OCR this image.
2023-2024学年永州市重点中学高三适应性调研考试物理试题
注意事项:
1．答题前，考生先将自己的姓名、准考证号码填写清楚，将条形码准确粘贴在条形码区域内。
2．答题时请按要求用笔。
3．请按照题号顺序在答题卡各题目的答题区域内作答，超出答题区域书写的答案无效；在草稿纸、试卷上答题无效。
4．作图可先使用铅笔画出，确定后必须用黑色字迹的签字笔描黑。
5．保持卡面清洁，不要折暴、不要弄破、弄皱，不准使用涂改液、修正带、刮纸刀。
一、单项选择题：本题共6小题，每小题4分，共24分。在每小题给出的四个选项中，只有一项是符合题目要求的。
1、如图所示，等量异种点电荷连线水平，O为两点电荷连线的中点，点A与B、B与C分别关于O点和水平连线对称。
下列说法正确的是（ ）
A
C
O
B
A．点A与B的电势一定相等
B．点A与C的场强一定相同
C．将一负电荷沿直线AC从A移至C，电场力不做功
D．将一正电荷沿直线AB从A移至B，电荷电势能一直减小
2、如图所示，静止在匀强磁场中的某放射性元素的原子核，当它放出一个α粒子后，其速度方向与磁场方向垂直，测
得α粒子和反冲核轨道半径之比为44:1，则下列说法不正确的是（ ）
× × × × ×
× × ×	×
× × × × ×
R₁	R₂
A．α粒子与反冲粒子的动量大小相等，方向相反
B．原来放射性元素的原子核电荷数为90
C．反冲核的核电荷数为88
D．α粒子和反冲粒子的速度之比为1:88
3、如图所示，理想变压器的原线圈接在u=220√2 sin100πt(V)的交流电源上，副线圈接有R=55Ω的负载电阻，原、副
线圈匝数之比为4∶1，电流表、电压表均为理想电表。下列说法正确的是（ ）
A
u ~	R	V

----------

* REQUIREMENTS *
Of all the lines above, how many contain "如图所示"? Give the number and nothing more.

* RESPONSE *
3